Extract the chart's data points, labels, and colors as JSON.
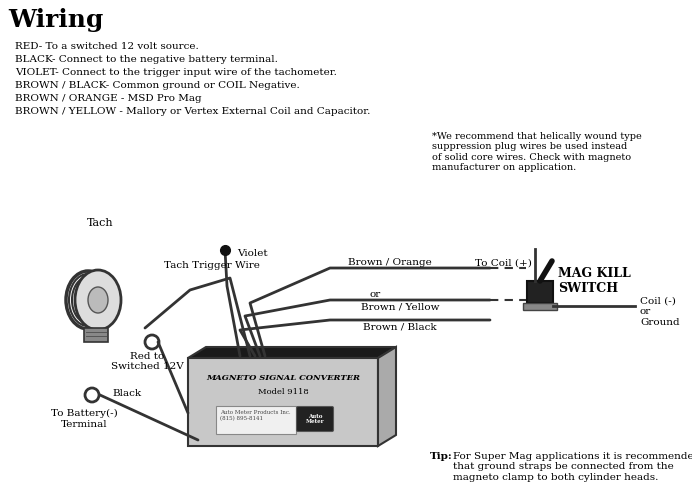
{
  "title": "Wiring",
  "bg_color": "#ffffff",
  "text_color": "#000000",
  "legend_lines": [
    "RED- To a switched 12 volt source.",
    "BLACK- Connect to the negative battery terminal.",
    "VIOLET- Connect to the trigger input wire of the tachometer.",
    "BROWN / BLACK- Common ground or COIL Negative.",
    "BROWN / ORANGE - MSD Pro Mag",
    "BROWN / YELLOW - Mallory or Vertex External Coil and Capacitor."
  ],
  "note_text": "*We recommend that helically wound type\nsuppression plug wires be used instead\nof solid core wires. Check with magneto\nmanufacturer on application.",
  "tip_text": "For Super Mag applications it is recommended\nthat ground straps be connected from the\nmagneto clamp to both cylinder heads.",
  "wire_labels": {
    "brown_orange": "Brown / Orange",
    "or": "or",
    "brown_yellow": "Brown / Yellow",
    "brown_black": "Brown / Black",
    "tach_trigger": "Tach Trigger Wire",
    "red_12v": "Red to\nSwitched 12V",
    "violet": "Violet",
    "black": "Black",
    "tach": "Tach",
    "to_coil_pos": "To Coil (+)",
    "coil_neg": "Coil (-)\nor\nGround",
    "mag_kill": "MAG KILL\nSWITCH",
    "to_battery": "To Battery(-)\nTerminal",
    "box_title": "Magneto Signal Converter",
    "box_model": "Model 9118"
  }
}
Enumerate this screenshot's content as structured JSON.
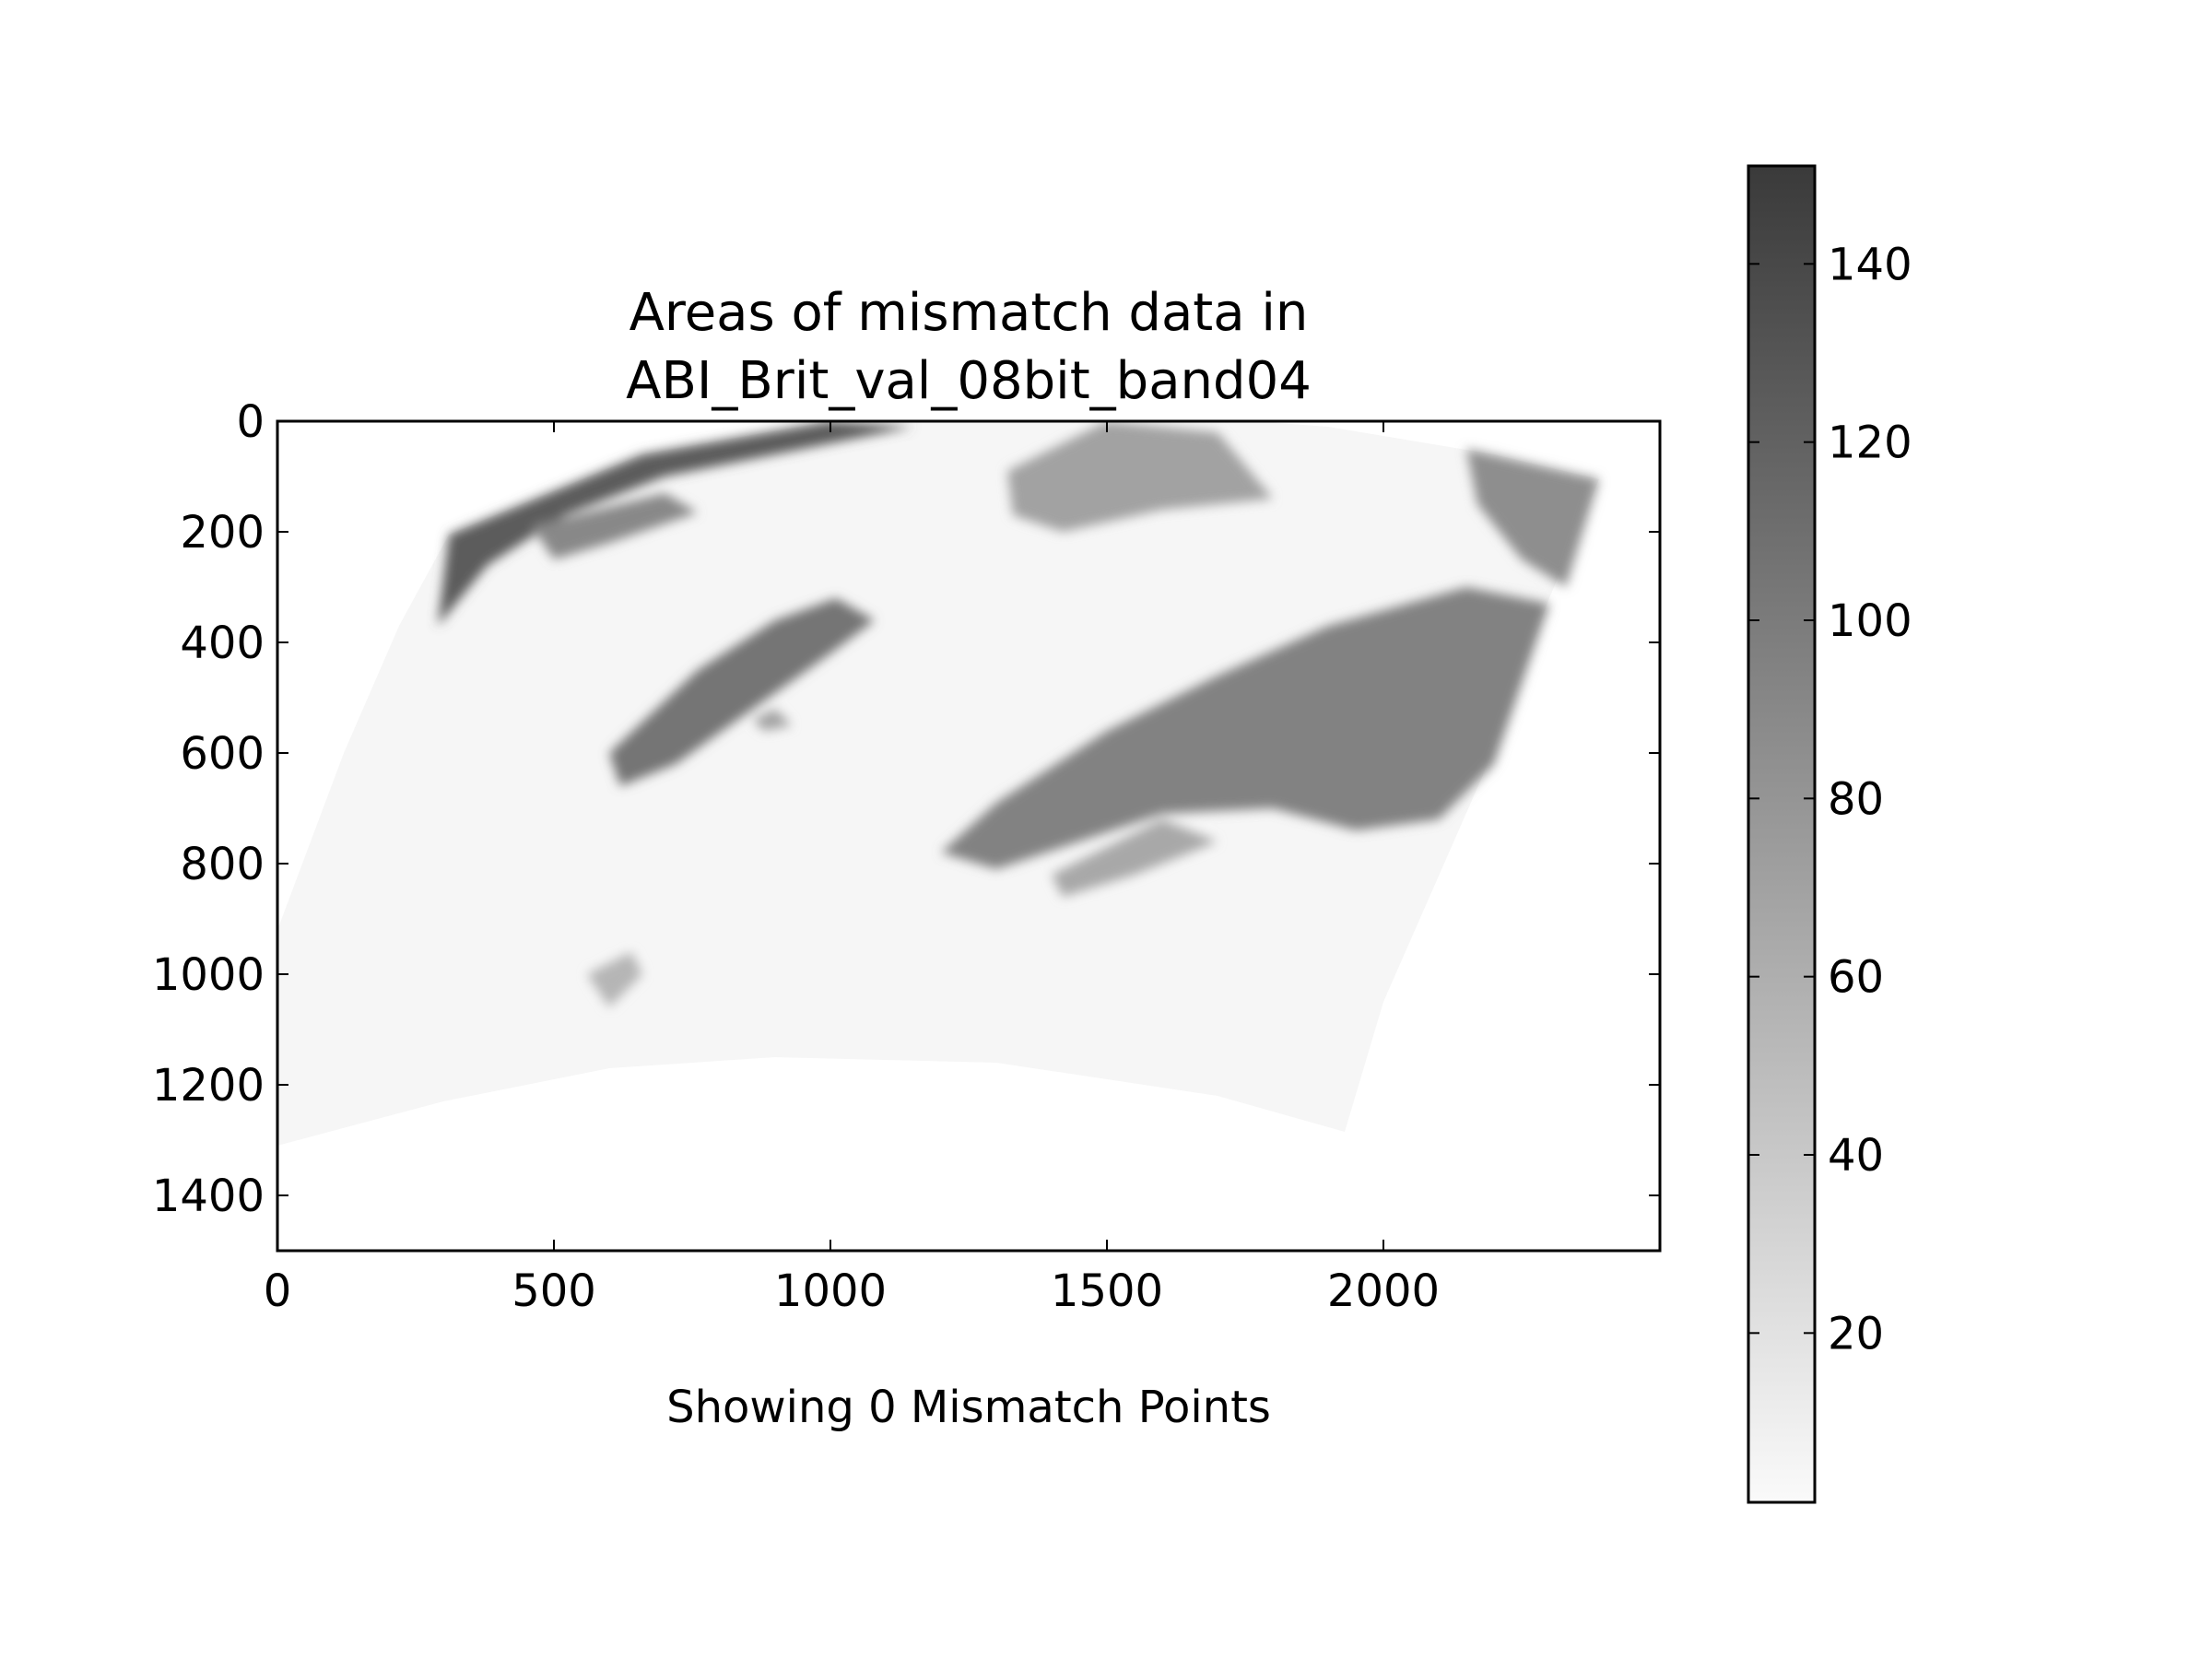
{
  "chart_data": {
    "type": "heatmap",
    "title_lines": [
      "Areas of mismatch data in",
      "ABI_Brit_val_08bit_band04"
    ],
    "xlabel": "Showing 0 Mismatch Points",
    "ylabel": "",
    "xlim": [
      0,
      2500
    ],
    "ylim": [
      1500,
      0
    ],
    "y_inverted": true,
    "x_ticks": [
      0,
      500,
      1000,
      1500,
      2000
    ],
    "y_ticks": [
      0,
      200,
      400,
      600,
      800,
      1000,
      1200,
      1400
    ],
    "colorbar": {
      "range": [
        1,
        151
      ],
      "ticks": [
        20,
        40,
        60,
        80,
        100,
        120,
        140
      ],
      "colormap": "greys",
      "low_color": "#fafafa",
      "high_color": "#3a3a3a"
    },
    "image_extent_outline": [
      [
        310,
        205
      ],
      [
        660,
        60
      ],
      [
        1000,
        0
      ],
      [
        1500,
        -20
      ],
      [
        1900,
        10
      ],
      [
        2200,
        60
      ],
      [
        2390,
        105
      ],
      [
        2300,
        320
      ],
      [
        2180,
        640
      ],
      [
        2000,
        1050
      ],
      [
        1930,
        1285
      ],
      [
        1700,
        1220
      ],
      [
        1300,
        1160
      ],
      [
        900,
        1150
      ],
      [
        600,
        1170
      ],
      [
        300,
        1230
      ],
      [
        0,
        1310
      ],
      [
        0,
        920
      ],
      [
        120,
        600
      ],
      [
        220,
        370
      ]
    ],
    "cloud_regions": [
      {
        "name": "northern-limb",
        "level": 125,
        "outline": [
          [
            310,
            205
          ],
          [
            660,
            60
          ],
          [
            1000,
            0
          ],
          [
            1150,
            10
          ],
          [
            900,
            60
          ],
          [
            700,
            100
          ],
          [
            520,
            170
          ],
          [
            380,
            260
          ],
          [
            290,
            370
          ]
        ]
      },
      {
        "name": "upper-left-cloud",
        "level": 90,
        "outline": [
          [
            460,
            190
          ],
          [
            700,
            130
          ],
          [
            760,
            165
          ],
          [
            600,
            220
          ],
          [
            500,
            250
          ]
        ]
      },
      {
        "name": "top-center-cloud",
        "level": 70,
        "outline": [
          [
            1320,
            90
          ],
          [
            1500,
            0
          ],
          [
            1700,
            20
          ],
          [
            1800,
            140
          ],
          [
            1600,
            160
          ],
          [
            1420,
            200
          ],
          [
            1330,
            170
          ]
        ]
      },
      {
        "name": "top-right-arc",
        "level": 85,
        "outline": [
          [
            2150,
            50
          ],
          [
            2390,
            105
          ],
          [
            2330,
            300
          ],
          [
            2250,
            250
          ],
          [
            2170,
            150
          ]
        ]
      },
      {
        "name": "central-band",
        "level": 105,
        "outline": [
          [
            600,
            600
          ],
          [
            760,
            450
          ],
          [
            900,
            360
          ],
          [
            1010,
            320
          ],
          [
            1080,
            360
          ],
          [
            1000,
            420
          ],
          [
            860,
            520
          ],
          [
            720,
            620
          ],
          [
            620,
            660
          ]
        ]
      },
      {
        "name": "eastern-mass",
        "level": 95,
        "outline": [
          [
            1300,
            690
          ],
          [
            1500,
            560
          ],
          [
            1700,
            460
          ],
          [
            1900,
            370
          ],
          [
            2150,
            300
          ],
          [
            2300,
            330
          ],
          [
            2200,
            620
          ],
          [
            2100,
            720
          ],
          [
            1950,
            740
          ],
          [
            1800,
            700
          ],
          [
            1600,
            710
          ],
          [
            1450,
            760
          ],
          [
            1300,
            810
          ],
          [
            1200,
            780
          ]
        ]
      },
      {
        "name": "streak-low",
        "level": 65,
        "outline": [
          [
            1400,
            820
          ],
          [
            1600,
            720
          ],
          [
            1700,
            760
          ],
          [
            1550,
            820
          ],
          [
            1420,
            860
          ]
        ]
      },
      {
        "name": "small-cloud-left",
        "level": 55,
        "outline": [
          [
            560,
            1000
          ],
          [
            640,
            960
          ],
          [
            660,
            1000
          ],
          [
            600,
            1060
          ]
        ]
      },
      {
        "name": "small-cloud-center",
        "level": 70,
        "outline": [
          [
            860,
            540
          ],
          [
            900,
            520
          ],
          [
            930,
            550
          ],
          [
            880,
            560
          ]
        ]
      }
    ]
  }
}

● ● ● ● ● ● ●

(EXERCISE DESCRIPTION) Repeat the data exactly in full, omitting its pictures.

(RESPONSE TO THIS EXERCISE)
Extract the chart's data points, labels, and colors as JSON.
{
  "title": "Wiring",
  "bg_color": "#ffffff",
  "text_color": "#000000",
  "legend_lines": [
    "RED- To a switched 12 volt source.",
    "BLACK- Connect to the negative battery terminal.",
    "VIOLET- Connect to the trigger input wire of the tachometer.",
    "BROWN / BLACK- Common ground or COIL Negative.",
    "BROWN / ORANGE - MSD Pro Mag",
    "BROWN / YELLOW - Mallory or Vertex External Coil and Capacitor."
  ],
  "note_text": "*We recommend that helically wound type\nsuppression plug wires be used instead\nof solid core wires. Check with magneto\nmanufacturer on application.",
  "tip_text": "For Super Mag applications it is recommended\nthat ground straps be connected from the\nmagneto clamp to both cylinder heads.",
  "wire_labels": {
    "brown_orange": "Brown / Orange",
    "or": "or",
    "brown_yellow": "Brown / Yellow",
    "brown_black": "Brown / Black",
    "tach_trigger": "Tach Trigger Wire",
    "red_12v": "Red to\nSwitched 12V",
    "violet": "Violet",
    "black": "Black",
    "tach": "Tach",
    "to_coil_pos": "To Coil (+)",
    "coil_neg": "Coil (-)\nor\nGround",
    "mag_kill": "MAG KILL\nSWITCH",
    "to_battery": "To Battery(-)\nTerminal",
    "box_title": "Magneto Signal Converter",
    "box_model": "Model 9118"
  }
}
Enumerate this screenshot's content as structured JSON.
{
  "chart_data": {
    "type": "heatmap",
    "title_lines": [
      "Areas of mismatch data in",
      "ABI_Brit_val_08bit_band04"
    ],
    "xlabel": "Showing 0 Mismatch Points",
    "ylabel": "",
    "xlim": [
      0,
      2500
    ],
    "ylim": [
      1500,
      0
    ],
    "y_inverted": true,
    "x_ticks": [
      0,
      500,
      1000,
      1500,
      2000
    ],
    "y_ticks": [
      0,
      200,
      400,
      600,
      800,
      1000,
      1200,
      1400
    ],
    "colorbar": {
      "range": [
        1,
        151
      ],
      "ticks": [
        20,
        40,
        60,
        80,
        100,
        120,
        140
      ],
      "colormap": "greys",
      "low_color": "#fafafa",
      "high_color": "#3a3a3a"
    },
    "image_extent_outline": [
      [
        310,
        205
      ],
      [
        660,
        60
      ],
      [
        1000,
        0
      ],
      [
        1500,
        -20
      ],
      [
        1900,
        10
      ],
      [
        2200,
        60
      ],
      [
        2390,
        105
      ],
      [
        2300,
        320
      ],
      [
        2180,
        640
      ],
      [
        2000,
        1050
      ],
      [
        1930,
        1285
      ],
      [
        1700,
        1220
      ],
      [
        1300,
        1160
      ],
      [
        900,
        1150
      ],
      [
        600,
        1170
      ],
      [
        300,
        1230
      ],
      [
        0,
        1310
      ],
      [
        0,
        920
      ],
      [
        120,
        600
      ],
      [
        220,
        370
      ]
    ],
    "cloud_regions": [
      {
        "name": "northern-limb",
        "level": 125,
        "outline": [
          [
            310,
            205
          ],
          [
            660,
            60
          ],
          [
            1000,
            0
          ],
          [
            1150,
            10
          ],
          [
            900,
            60
          ],
          [
            700,
            100
          ],
          [
            520,
            170
          ],
          [
            380,
            260
          ],
          [
            290,
            370
          ]
        ]
      },
      {
        "name": "upper-left-cloud",
        "level": 90,
        "outline": [
          [
            460,
            190
          ],
          [
            700,
            130
          ],
          [
            760,
            165
          ],
          [
            600,
            220
          ],
          [
            500,
            250
          ]
        ]
      },
      {
        "name": "top-center-cloud",
        "level": 70,
        "outline": [
          [
            1320,
            90
          ],
          [
            1500,
            0
          ],
          [
            1700,
            20
          ],
          [
            1800,
            140
          ],
          [
            1600,
            160
          ],
          [
            1420,
            200
          ],
          [
            1330,
            170
          ]
        ]
      },
      {
        "name": "top-right-arc",
        "level": 85,
        "outline": [
          [
            2150,
            50
          ],
          [
            2390,
            105
          ],
          [
            2330,
            300
          ],
          [
            2250,
            250
          ],
          [
            2170,
            150
          ]
        ]
      },
      {
        "name": "central-band",
        "level": 105,
        "outline": [
          [
            600,
            600
          ],
          [
            760,
            450
          ],
          [
            900,
            360
          ],
          [
            1010,
            320
          ],
          [
            1080,
            360
          ],
          [
            1000,
            420
          ],
          [
            860,
            520
          ],
          [
            720,
            620
          ],
          [
            620,
            660
          ]
        ]
      },
      {
        "name": "eastern-mass",
        "level": 95,
        "outline": [
          [
            1300,
            690
          ],
          [
            1500,
            560
          ],
          [
            1700,
            460
          ],
          [
            1900,
            370
          ],
          [
            2150,
            300
          ],
          [
            2300,
            330
          ],
          [
            2200,
            620
          ],
          [
            2100,
            720
          ],
          [
            1950,
            740
          ],
          [
            1800,
            700
          ],
          [
            1600,
            710
          ],
          [
            1450,
            760
          ],
          [
            1300,
            810
          ],
          [
            1200,
            780
          ]
        ]
      },
      {
        "name": "streak-low",
        "level": 65,
        "outline": [
          [
            1400,
            820
          ],
          [
            1600,
            720
          ],
          [
            1700,
            760
          ],
          [
            1550,
            820
          ],
          [
            1420,
            860
          ]
        ]
      },
      {
        "name": "small-cloud-left",
        "level": 55,
        "outline": [
          [
            560,
            1000
          ],
          [
            640,
            960
          ],
          [
            660,
            1000
          ],
          [
            600,
            1060
          ]
        ]
      },
      {
        "name": "small-cloud-center",
        "level": 70,
        "outline": [
          [
            860,
            540
          ],
          [
            900,
            520
          ],
          [
            930,
            550
          ],
          [
            880,
            560
          ]
        ]
      }
    ]
  }
}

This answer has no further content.